> Stated goal
All of the lines below are to be printed again exactly; images are excluded from the output.

> Records shown
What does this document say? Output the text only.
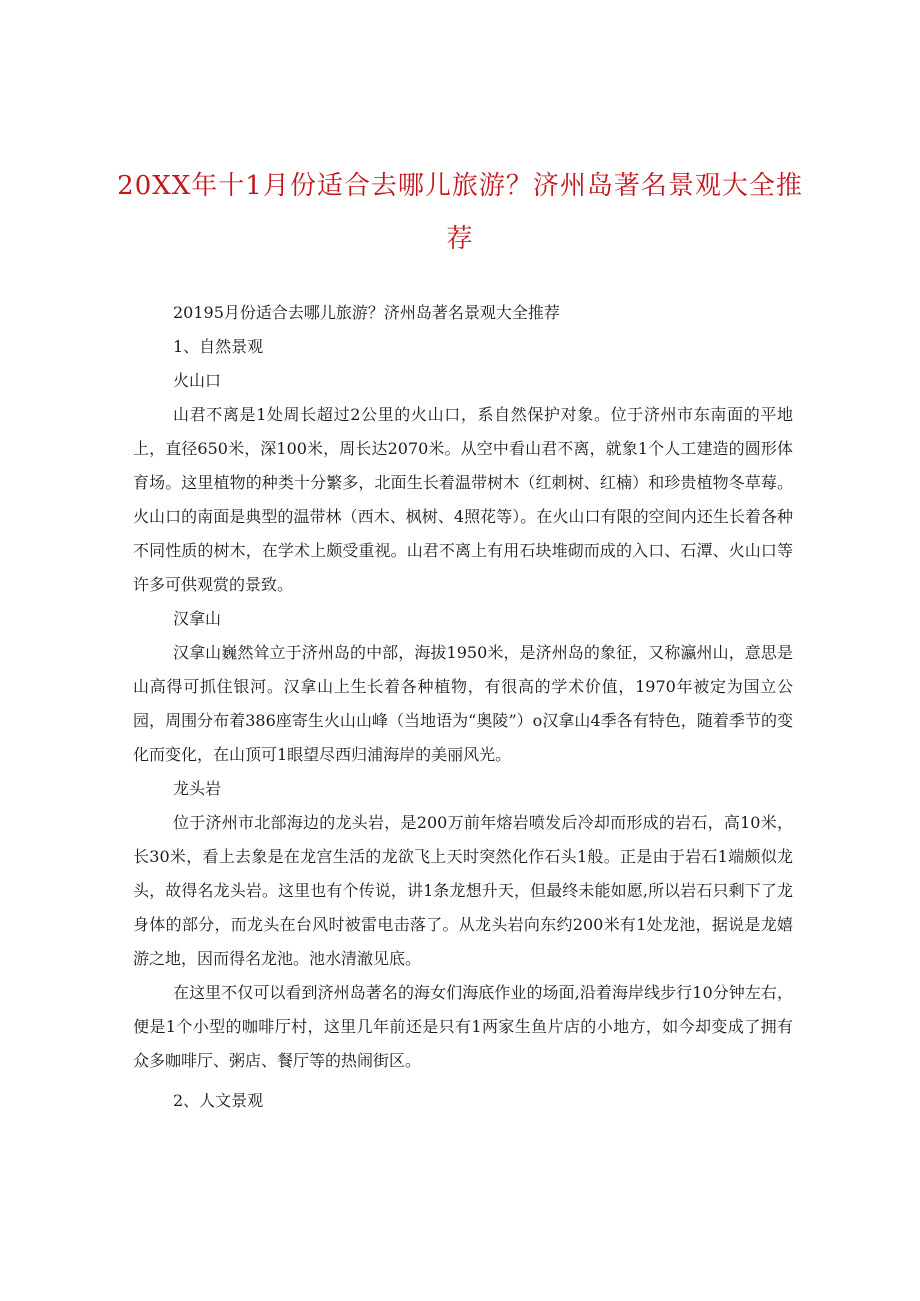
20XX年十1月份适合去哪儿旅游？济州岛著名景观大全推荐

20195月份适合去哪儿旅游？济州岛著名景观大全推荐

1、自然景观

火山口

山君不离是1处周长超过2公里的火山口，系自然保护对象。位于济州市东南面的平地上，直径650米，深100米，周长达2070米。从空中看山君不离，就象1个人工建造的圆形体育场。这里植物的种类十分繁多，北面生长着温带树木（红刺树、红楠）和珍贵植物冬草莓。火山口的南面是典型的温带林（西木、枫树、4照花等）。在火山口有限的空间内还生长着各种不同性质的树木，在学术上颇受重视。山君不离上有用石块堆砌而成的入口、石潭、火山口等许多可供观赏的景致。

汉拿山

汉拿山巍然耸立于济州岛的中部，海拔1950米，是济州岛的象征，又称瀛州山，意思是山高得可抓住银河。汉拿山上生长着各种植物，有很高的学术价值，1970年被定为国立公园，周围分布着386座寄生火山山峰（当地语为“奥陵”）o汉拿山4季各有特色，随着季节的变化而变化，在山顶可1眼望尽西归浦海岸的美丽风光。

龙头岩

位于济州市北部海边的龙头岩，是200万前年熔岩喷发后冷却而形成的岩石，高10米，长30米，看上去象是在龙宫生活的龙欲飞上天时突然化作石头1般。正是由于岩石1端颇似龙头，故得名龙头岩。这里也有个传说，讲1条龙想升天，但最终未能如愿,所以岩石只剩下了龙身体的部分，而龙头在台风时被雷电击落了。从龙头岩向东约200米有1处龙池，据说是龙嬉游之地，因而得名龙池。池水清澈见底。

在这里不仅可以看到济州岛著名的海女们海底作业的场面,沿着海岸线步行10分钟左右，便是1个小型的咖啡厅村，这里几年前还是只有1两家生鱼片店的小地方，如今却变成了拥有众多咖啡厅、粥店、餐厅等的热闹街区。

2、人文景观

> Reply
What does this document say? Output the text only.
20XX年十1月份适合去哪儿旅游？济州岛著名景观大全推荐

20195月份适合去哪儿旅游？济州岛著名景观大全推荐

1、自然景观

火山口

山君不离是1处周长超过2公里的火山口，系自然保护对象。位于济州市东南面的平地上，直径650米，深100米，周长达2070米。从空中看山君不离，就象1个人工建造的圆形体育场。这里植物的种类十分繁多，北面生长着温带树木（红刺树、红楠）和珍贵植物冬草莓。火山口的南面是典型的温带林（西木、枫树、4照花等）。在火山口有限的空间内还生长着各种不同性质的树木，在学术上颇受重视。山君不离上有用石块堆砌而成的入口、石潭、火山口等许多可供观赏的景致。

汉拿山

汉拿山巍然耸立于济州岛的中部，海拔1950米，是济州岛的象征，又称瀛州山，意思是山高得可抓住银河。汉拿山上生长着各种植物，有很高的学术价值，1970年被定为国立公园，周围分布着386座寄生火山山峰（当地语为“奥陵”）o汉拿山4季各有特色，随着季节的变化而变化，在山顶可1眼望尽西归浦海岸的美丽风光。

龙头岩

位于济州市北部海边的龙头岩，是200万前年熔岩喷发后冷却而形成的岩石，高10米，长30米，看上去象是在龙宫生活的龙欲飞上天时突然化作石头1般。正是由于岩石1端颇似龙头，故得名龙头岩。这里也有个传说，讲1条龙想升天，但最终未能如愿,所以岩石只剩下了龙身体的部分，而龙头在台风时被雷电击落了。从龙头岩向东约200米有1处龙池，据说是龙嬉游之地，因而得名龙池。池水清澈见底。

在这里不仅可以看到济州岛著名的海女们海底作业的场面,沿着海岸线步行10分钟左右，便是1个小型的咖啡厅村，这里几年前还是只有1两家生鱼片店的小地方，如今却变成了拥有众多咖啡厅、粥店、餐厅等的热闹街区。

2、人文景观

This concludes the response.